-- start of Recorded data --
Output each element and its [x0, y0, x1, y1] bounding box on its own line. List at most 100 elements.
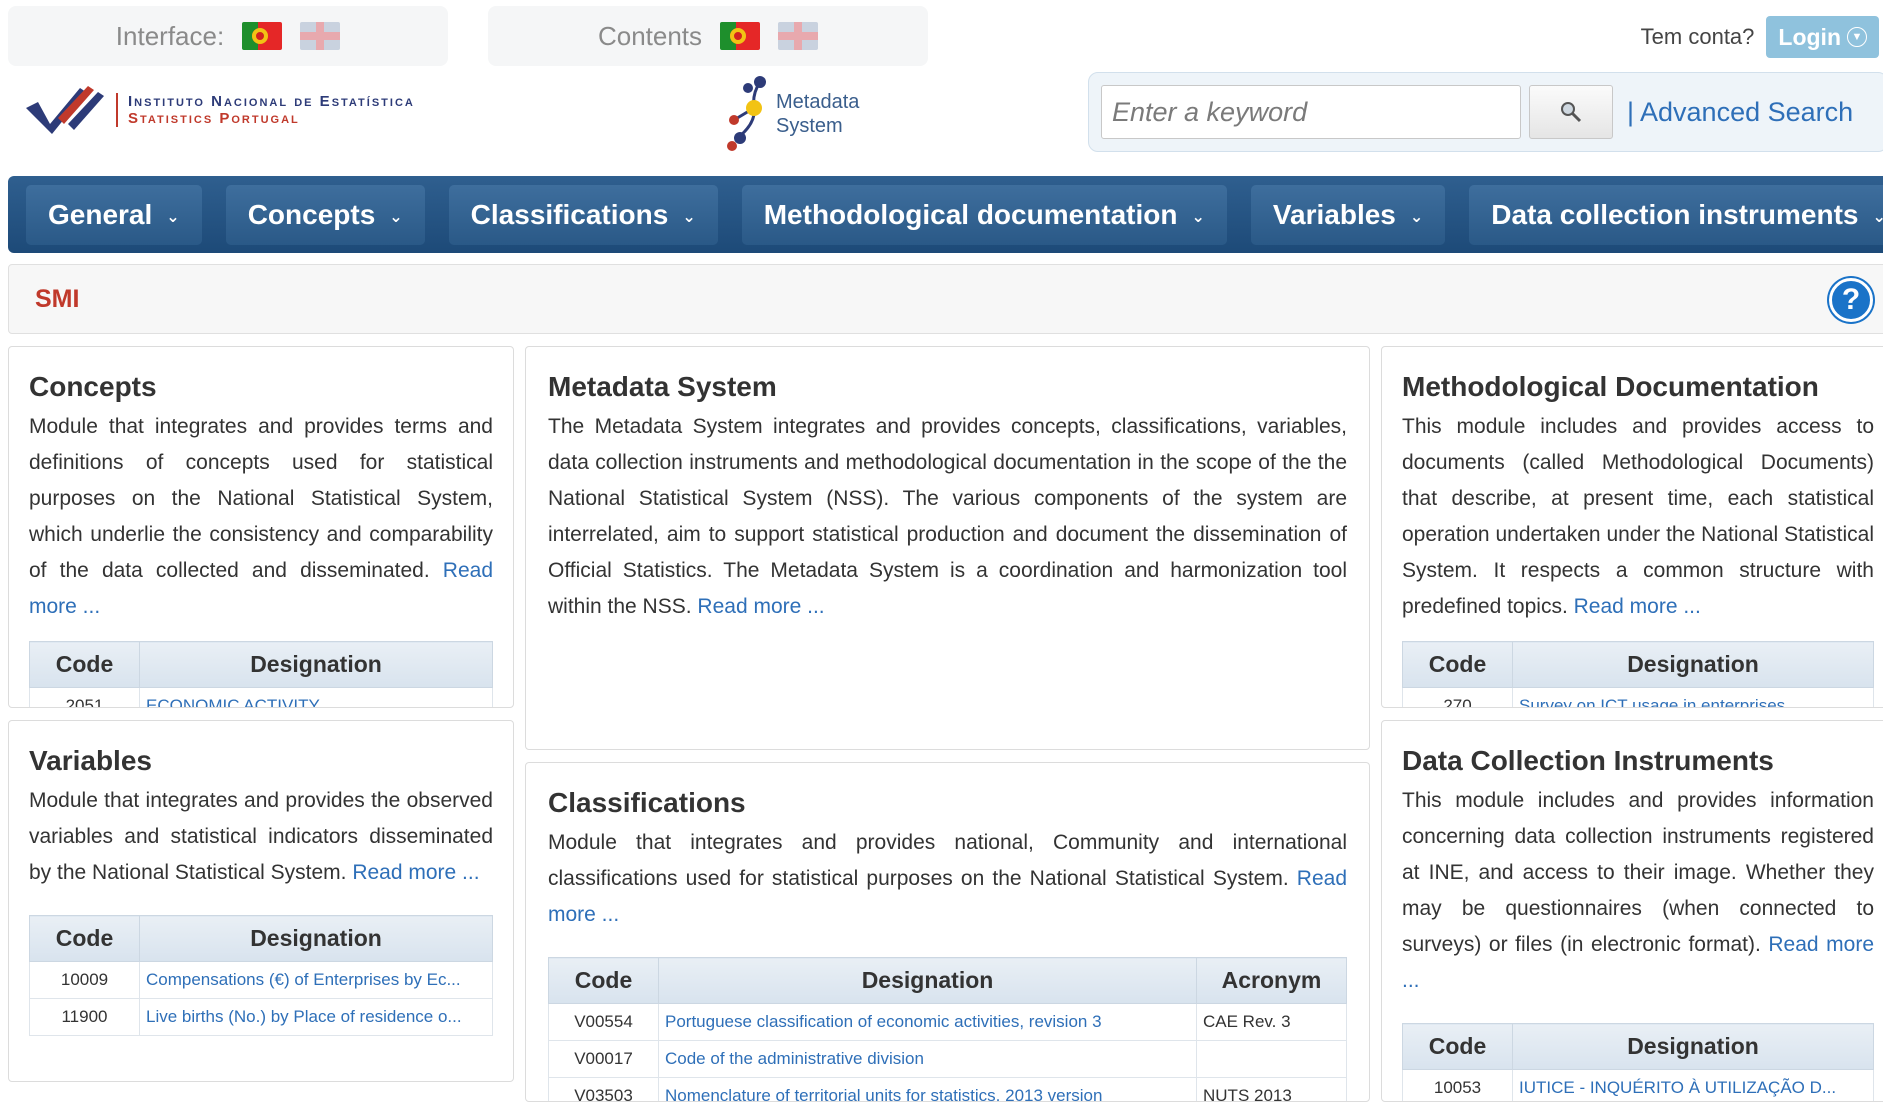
nav-data-collection-instruments[interactable]: Data collection instruments ⌄: [1469, 184, 1883, 245]
column-header-code: Code: [548, 957, 659, 1004]
sm-logo-line-1: Metadata: [776, 91, 860, 113]
row-designation-link[interactable]: Compensations (€) of Enterprises by Ec..…: [139, 961, 493, 999]
contents-label: Contents: [597, 20, 703, 51]
account-question: Tem conta?: [1640, 24, 1755, 49]
metadata-system-title: Metadata System: [548, 371, 777, 402]
account-area: Tem conta? Login ▼: [1641, 16, 1879, 58]
methodological-documentation-title: Methodological Documentation: [1402, 371, 1819, 402]
classifications-table: Code Designation Acronym V00554 Portugue…: [548, 957, 1347, 1101]
table-row: 10053 IUTICE - INQUÉRITO À UTILIZAÇÃO D.…: [1402, 1069, 1874, 1101]
row-code: V03503: [548, 1077, 659, 1101]
row-code: 2051: [29, 687, 140, 707]
methodological-documentation-description: This module includes and provides access…: [1402, 415, 1874, 618]
row-code: 10053: [1402, 1069, 1513, 1101]
row-designation-link[interactable]: Portuguese classification of economic ac…: [658, 1003, 1197, 1041]
chevron-down-icon: ⌄: [1191, 208, 1205, 226]
variables-read-more-link[interactable]: Read more ...: [352, 861, 479, 884]
uk-flag-icon[interactable]: [300, 22, 341, 50]
variables-title: Variables: [29, 745, 152, 776]
instruments-table: Code Designation 10053 IUTICE - INQUÉRIT…: [1402, 1023, 1874, 1101]
variables-table: Code Designation 10009 Compensations (€)…: [29, 915, 493, 1036]
table-row: 270 Survey on ICT usage in enterprises: [1402, 687, 1874, 707]
interface-language-selector: Interface:: [8, 6, 448, 66]
data-collection-instruments-panel: Data Collection Instruments This module …: [1381, 720, 1883, 1102]
classifications-description: Module that integrates and provides nati…: [548, 831, 1347, 890]
search-bar: |Advanced Search: [1088, 72, 1883, 152]
column-header-code: Code: [1402, 641, 1513, 688]
search-icon: [1561, 102, 1582, 123]
column-header-designation: Designation: [139, 641, 493, 688]
sm-logo-line-2: System: [776, 115, 843, 137]
row-designation-link[interactable]: IUTICE - INQUÉRITO À UTILIZAÇÃO D...: [1512, 1069, 1874, 1101]
uk-flag-icon[interactable]: [778, 22, 819, 50]
methodological-documentation-panel: Methodological Documentation This module…: [1381, 346, 1883, 708]
chevron-down-icon: ⌄: [1872, 208, 1883, 226]
row-code: 10009: [29, 961, 140, 999]
column-header-designation: Designation: [1512, 641, 1874, 688]
help-icon[interactable]: ?: [1829, 278, 1873, 322]
row-acronym: NUTS 2013: [1196, 1077, 1347, 1101]
row-designation-link[interactable]: Code of the administrative division: [658, 1040, 1197, 1078]
table-row: 2051 ECONOMIC ACTIVITY: [29, 687, 493, 707]
page-title: SMI: [35, 284, 80, 313]
nav-concepts[interactable]: Concepts ⌄: [225, 184, 425, 245]
concepts-table: Code Designation 2051 ECONOMIC ACTIVITY: [29, 641, 493, 707]
concepts-description: Module that integrates and provides term…: [29, 415, 493, 582]
metadata-read-more-link[interactable]: Read more ...: [697, 595, 824, 618]
row-code: 11900: [29, 998, 140, 1036]
methodological-read-more-link[interactable]: Read more ...: [1574, 595, 1701, 618]
column-header-code: Code: [29, 915, 140, 962]
row-designation-link[interactable]: Live births (No.) by Place of residence …: [139, 998, 493, 1036]
ine-logo[interactable]: Instituto Nacional de Estatística Statis…: [24, 84, 415, 136]
methodological-table: Code Designation 270 Survey on ICT usage…: [1402, 641, 1874, 707]
row-code: 270: [1402, 687, 1513, 707]
column-header-code: Code: [29, 641, 140, 688]
column-header-designation: Designation: [658, 957, 1197, 1004]
column-header-acronym: Acronym: [1196, 957, 1347, 1004]
metadata-system-logo[interactable]: Metadata System: [724, 74, 859, 154]
table-row: 11900 Live births (No.) by Place of resi…: [29, 998, 493, 1036]
nav-methodological-documentation[interactable]: Methodological documentation ⌄: [741, 184, 1227, 245]
nav-general[interactable]: General ⌄: [26, 184, 202, 245]
login-button[interactable]: Login ▼: [1766, 16, 1879, 58]
metadata-network-icon: [727, 76, 766, 151]
row-designation-link[interactable]: Survey on ICT usage in enterprises: [1512, 687, 1874, 707]
nav-variables[interactable]: Variables ⌄: [1250, 184, 1446, 245]
classifications-title: Classifications: [548, 787, 746, 818]
portugal-flag-icon[interactable]: [720, 22, 761, 50]
metadata-system-panel: Metadata System The Metadata System inte…: [525, 346, 1370, 750]
contents-language-selector: Contents: [488, 6, 928, 66]
logo-line-1: Instituto Nacional de Estatística: [128, 92, 415, 110]
row-designation-link[interactable]: ECONOMIC ACTIVITY: [139, 687, 493, 707]
main-navbar: General ⌄ Concepts ⌄ Classifications ⌄ Meth…: [8, 176, 1883, 253]
portugal-flag-icon[interactable]: [242, 22, 283, 50]
column-header-designation: Designation: [139, 915, 493, 962]
chevron-down-icon: ⌄: [166, 208, 180, 226]
interface-label: Interface:: [115, 20, 225, 51]
row-designation-link[interactable]: Nomenclature of territorial units for st…: [658, 1077, 1197, 1101]
table-row: V03503 Nomenclature of territorial units…: [548, 1077, 1347, 1101]
nav-classifications[interactable]: Classifications ⌄: [448, 184, 718, 245]
column-header-code: Code: [1402, 1023, 1513, 1070]
search-button[interactable]: [1529, 85, 1613, 139]
ine-checkmark-icon: [26, 86, 104, 134]
chevron-down-icon: ▼: [1847, 27, 1867, 47]
table-row: V00017 Code of the administrative divisi…: [548, 1040, 1347, 1078]
classifications-panel: Classifications Module that integrates a…: [525, 762, 1370, 1102]
data-collection-instruments-description: This module includes and provides inform…: [1402, 789, 1874, 956]
row-code: V00017: [548, 1040, 659, 1078]
logo-line-2: Statistics Portugal: [128, 110, 300, 127]
column-header-designation: Designation: [1512, 1023, 1874, 1070]
chevron-down-icon: ⌄: [1409, 208, 1424, 226]
variables-panel: Variables Module that integrates and pro…: [8, 720, 514, 1082]
chevron-down-icon: ⌄: [389, 208, 403, 226]
concepts-panel: Concepts Module that integrates and prov…: [8, 346, 514, 708]
concepts-title: Concepts: [29, 371, 157, 402]
login-label: Login: [1778, 23, 1841, 50]
search-input[interactable]: [1101, 85, 1521, 139]
table-row: V00554 Portuguese classification of econ…: [548, 1003, 1347, 1041]
metadata-system-description: The Metadata System integrates and provi…: [548, 415, 1347, 618]
table-row: 10009 Compensations (€) of Enterprises b…: [29, 961, 493, 999]
advanced-search-link[interactable]: | Advanced Search: [1627, 97, 1853, 128]
breadcrumb: SMI: [8, 264, 1883, 334]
-- end of Recorded data --
Aim of the exercise
Swap "Tem conta?" for "Have an account?" throughout the listing above and give all its lines again with nothing else changed. Leave the picture lines out.

Written answer
Output each element and its [x0, y0, x1, y1] bounding box on its own line. List at most 100 elements.
nav-data-collection-instruments[interactable]: Data collection instruments ⌄: [1469, 184, 1883, 245]
column-header-code: Code: [548, 957, 659, 1004]
sm-logo-line-1: Metadata: [776, 91, 860, 113]
row-designation-link[interactable]: Compensations (€) of Enterprises by Ec..…: [139, 961, 493, 999]
contents-label: Contents: [597, 20, 703, 51]
account-question: Have an account?: [1640, 24, 1755, 49]
metadata-system-title: Metadata System: [548, 371, 777, 402]
account-area: Have an account? Login ▼: [1641, 16, 1879, 58]
methodological-documentation-title: Methodological Documentation: [1402, 371, 1819, 402]
classifications-table: Code Designation Acronym V00554 Portugue…: [548, 957, 1347, 1101]
table-row: 10053 IUTICE - INQUÉRITO À UTILIZAÇÃO D.…: [1402, 1069, 1874, 1101]
row-code: V03503: [548, 1077, 659, 1101]
row-code: 2051: [29, 687, 140, 707]
methodological-documentation-description: This module includes and provides access…: [1402, 415, 1874, 618]
row-code: 10053: [1402, 1069, 1513, 1101]
row-designation-link[interactable]: Portuguese classification of economic ac…: [658, 1003, 1197, 1041]
chevron-down-icon: ⌄: [1191, 208, 1205, 226]
variables-read-more-link[interactable]: Read more ...: [352, 861, 479, 884]
uk-flag-icon[interactable]: [300, 22, 341, 50]
variables-title: Variables: [29, 745, 152, 776]
instruments-table: Code Designation 10053 IUTICE - INQUÉRIT…: [1402, 1023, 1874, 1101]
variables-table: Code Designation 10009 Compensations (€)…: [29, 915, 493, 1036]
table-row: 270 Survey on ICT usage in enterprises: [1402, 687, 1874, 707]
interface-language-selector: Interface:: [8, 6, 448, 66]
data-collection-instruments-panel: Data Collection Instruments This module …: [1381, 720, 1883, 1102]
classifications-description: Module that integrates and provides nati…: [548, 831, 1347, 890]
search-bar: |Advanced Search: [1088, 72, 1883, 152]
column-header-code: Code: [1402, 641, 1513, 688]
search-icon: [1561, 102, 1582, 123]
column-header-designation: Designation: [139, 641, 493, 688]
sm-logo-line-2: System: [776, 115, 843, 137]
row-designation-link[interactable]: IUTICE - INQUÉRITO À UTILIZAÇÃO D...: [1512, 1069, 1874, 1101]
uk-flag-icon[interactable]: [778, 22, 819, 50]
methodological-documentation-panel: Methodological Documentation This module…: [1381, 346, 1883, 708]
chevron-down-icon: ⌄: [1872, 208, 1883, 226]
row-code: 10009: [29, 961, 140, 999]
column-header-designation: Designation: [1512, 641, 1874, 688]
help-icon[interactable]: ?: [1829, 278, 1873, 322]
row-acronym: NUTS 2013: [1196, 1077, 1347, 1101]
row-designation-link[interactable]: Code of the administrative division: [658, 1040, 1197, 1078]
table-row: 2051 ECONOMIC ACTIVITY: [29, 687, 493, 707]
page-title: SMI: [35, 284, 80, 313]
nav-concepts[interactable]: Concepts ⌄: [225, 184, 425, 245]
concepts-table: Code Designation 2051 ECONOMIC ACTIVITY: [29, 641, 493, 707]
concepts-description: Module that integrates and provides term…: [29, 415, 493, 582]
metadata-read-more-link[interactable]: Read more ...: [697, 595, 824, 618]
row-code: 11900: [29, 998, 140, 1036]
methodological-read-more-link[interactable]: Read more ...: [1574, 595, 1701, 618]
column-header-code: Code: [29, 915, 140, 962]
row-designation-link[interactable]: Live births (No.) by Place of residence …: [139, 998, 493, 1036]
ine-logo[interactable]: Instituto Nacional de Estatística Statis…: [24, 84, 415, 136]
methodological-table: Code Designation 270 Survey on ICT usage…: [1402, 641, 1874, 707]
row-code: 270: [1402, 687, 1513, 707]
column-header-code: Code: [29, 641, 140, 688]
column-header-designation: Designation: [658, 957, 1197, 1004]
column-header-acronym: Acronym: [1196, 957, 1347, 1004]
metadata-system-logo[interactable]: Metadata System: [724, 74, 859, 154]
table-row: 11900 Live births (No.) by Place of resi…: [29, 998, 493, 1036]
nav-methodological-documentation[interactable]: Methodological documentation ⌄: [741, 184, 1227, 245]
nav-general[interactable]: General ⌄: [26, 184, 202, 245]
login-button[interactable]: Login ▼: [1766, 16, 1879, 58]
metadata-network-icon: [727, 76, 766, 151]
row-designation-link[interactable]: Survey on ICT usage in enterprises: [1512, 687, 1874, 707]
nav-variables[interactable]: Variables ⌄: [1250, 184, 1446, 245]
classifications-title: Classifications: [548, 787, 746, 818]
portugal-flag-icon[interactable]: [720, 22, 761, 50]
metadata-system-panel: Metadata System The Metadata System inte…: [525, 346, 1370, 750]
contents-language-selector: Contents: [488, 6, 928, 66]
logo-line-1: Instituto Nacional de Estatística: [128, 92, 415, 110]
row-designation-link[interactable]: ECONOMIC ACTIVITY: [139, 687, 493, 707]
main-navbar: General ⌄ Concepts ⌄ Classifications ⌄ Meth…: [8, 176, 1883, 253]
portugal-flag-icon[interactable]: [242, 22, 283, 50]
column-header-designation: Designation: [139, 915, 493, 962]
chevron-down-icon: ⌄: [166, 208, 180, 226]
interface-label: Interface:: [115, 20, 225, 51]
row-designation-link[interactable]: Nomenclature of territorial units for st…: [658, 1077, 1197, 1101]
table-row: V03503 Nomenclature of territorial units…: [548, 1077, 1347, 1101]
nav-classifications[interactable]: Classifications ⌄: [448, 184, 718, 245]
column-header-code: Code: [1402, 1023, 1513, 1070]
search-button[interactable]: [1529, 85, 1613, 139]
ine-checkmark-icon: [26, 86, 104, 134]
chevron-down-icon: ▼: [1847, 27, 1867, 47]
table-row: V00017 Code of the administrative divisi…: [548, 1040, 1347, 1078]
classifications-panel: Classifications Module that integrates a…: [525, 762, 1370, 1102]
data-collection-instruments-description: This module includes and provides inform…: [1402, 789, 1874, 956]
row-code: V00017: [548, 1040, 659, 1078]
logo-line-2: Statistics Portugal: [128, 110, 300, 127]
column-header-designation: Designation: [1512, 1023, 1874, 1070]
chevron-down-icon: ⌄: [1409, 208, 1424, 226]
variables-panel: Variables Module that integrates and pro…: [8, 720, 514, 1082]
chevron-down-icon: ⌄: [389, 208, 403, 226]
concepts-panel: Concepts Module that integrates and prov…: [8, 346, 514, 708]
concepts-title: Concepts: [29, 371, 157, 402]
login-label: Login: [1778, 23, 1841, 50]
search-input[interactable]: [1101, 85, 1521, 139]
table-row: V00554 Portuguese classification of econ…: [548, 1003, 1347, 1041]
metadata-system-description: The Metadata System integrates and provi…: [548, 415, 1347, 618]
table-row: 10009 Compensations (€) of Enterprises b…: [29, 961, 493, 999]
advanced-search-link[interactable]: | Advanced Search: [1627, 97, 1853, 128]
breadcrumb: SMI: [8, 264, 1883, 334]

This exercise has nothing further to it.